**GIVEN ENTRIES**
- - - - - - -
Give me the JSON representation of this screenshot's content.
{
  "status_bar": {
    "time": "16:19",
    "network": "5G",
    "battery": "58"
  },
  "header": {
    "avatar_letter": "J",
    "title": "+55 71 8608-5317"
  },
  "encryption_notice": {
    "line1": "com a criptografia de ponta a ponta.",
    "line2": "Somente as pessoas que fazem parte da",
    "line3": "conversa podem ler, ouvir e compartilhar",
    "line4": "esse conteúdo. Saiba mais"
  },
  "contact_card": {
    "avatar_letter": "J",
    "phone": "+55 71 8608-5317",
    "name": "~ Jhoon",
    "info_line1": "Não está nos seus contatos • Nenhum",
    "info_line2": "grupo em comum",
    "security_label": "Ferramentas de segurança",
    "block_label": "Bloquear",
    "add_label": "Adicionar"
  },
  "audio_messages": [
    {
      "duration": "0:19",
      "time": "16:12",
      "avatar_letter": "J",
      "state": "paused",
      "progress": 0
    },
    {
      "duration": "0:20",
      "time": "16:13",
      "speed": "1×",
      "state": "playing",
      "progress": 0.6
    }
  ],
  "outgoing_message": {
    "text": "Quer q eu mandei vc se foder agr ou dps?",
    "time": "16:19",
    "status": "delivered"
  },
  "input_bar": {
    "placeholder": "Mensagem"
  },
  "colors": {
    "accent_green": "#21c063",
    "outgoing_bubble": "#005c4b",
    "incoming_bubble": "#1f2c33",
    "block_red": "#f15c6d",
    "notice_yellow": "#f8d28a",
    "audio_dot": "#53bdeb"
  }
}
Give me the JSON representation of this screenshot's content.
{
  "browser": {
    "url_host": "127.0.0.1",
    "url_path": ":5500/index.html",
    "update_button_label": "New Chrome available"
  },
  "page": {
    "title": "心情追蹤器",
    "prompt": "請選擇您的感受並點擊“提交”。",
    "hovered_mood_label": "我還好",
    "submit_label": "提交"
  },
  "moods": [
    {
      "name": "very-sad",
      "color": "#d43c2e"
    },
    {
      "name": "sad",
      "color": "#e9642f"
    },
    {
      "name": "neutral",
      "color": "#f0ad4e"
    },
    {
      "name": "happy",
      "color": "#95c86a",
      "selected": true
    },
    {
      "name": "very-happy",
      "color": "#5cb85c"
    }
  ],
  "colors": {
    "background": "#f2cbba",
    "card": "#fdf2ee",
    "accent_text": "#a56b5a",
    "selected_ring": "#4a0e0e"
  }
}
- - - - - - -
**DIRECTIONS FOR THIS TASK**
Return every line exactly.

**ANSWER TO THIS PROBLEM**
Give me the JSON representation of this screenshot's content.
{
  "status_bar": {
    "time": "16:19",
    "network": "5G",
    "battery": "58"
  },
  "header": {
    "avatar_letter": "J",
    "title": "+55 71 8608-5317"
  },
  "encryption_notice": {
    "line1": "com a criptografia de ponta a ponta.",
    "line2": "Somente as pessoas que fazem parte da",
    "line3": "conversa podem ler, ouvir e compartilhar",
    "line4": "esse conteúdo. Saiba mais"
  },
  "contact_card": {
    "avatar_letter": "J",
    "phone": "+55 71 8608-5317",
    "name": "~ Jhoon",
    "info_line1": "Não está nos seus contatos • Nenhum",
    "info_line2": "grupo em comum",
    "security_label": "Ferramentas de segurança",
    "block_label": "Bloquear",
    "add_label": "Adicionar"
  },
  "audio_messages": [
    {
      "duration": "0:19",
      "time": "16:12",
      "avatar_letter": "J",
      "state": "paused",
      "progress": 0
    },
    {
      "duration": "0:20",
      "time": "16:13",
      "speed": "1×",
      "state": "playing",
      "progress": 0.6
    }
  ],
  "outgoing_message": {
    "text": "Quer q eu mandei vc se foder agr ou dps?",
    "time": "16:19",
    "status": "delivered"
  },
  "input_bar": {
    "placeholder": "Mensagem"
  },
  "colors": {
    "accent_green": "#21c063",
    "outgoing_bubble": "#005c4b",
    "incoming_bubble": "#1f2c33",
    "block_red": "#f15c6d",
    "notice_yellow": "#f8d28a",
    "audio_dot": "#53bdeb"
  }
}
Give me the JSON representation of this screenshot's content.
{
  "browser": {
    "url_host": "127.0.0.1",
    "url_path": ":5500/index.html",
    "update_button_label": "New Chrome available"
  },
  "page": {
    "title": "心情追蹤器",
    "prompt": "請選擇您的感受並點擊“提交”。",
    "hovered_mood_label": "我還好",
    "submit_label": "提交"
  },
  "moods": [
    {
      "name": "very-sad",
      "color": "#d43c2e"
    },
    {
      "name": "sad",
      "color": "#e9642f"
    },
    {
      "name": "neutral",
      "color": "#f0ad4e"
    },
    {
      "name": "happy",
      "color": "#95c86a",
      "selected": true
    },
    {
      "name": "very-happy",
      "color": "#5cb85c"
    }
  ],
  "colors": {
    "background": "#f2cbba",
    "card": "#fdf2ee",
    "accent_text": "#a56b5a",
    "selected_ring": "#4a0e0e"
  }
}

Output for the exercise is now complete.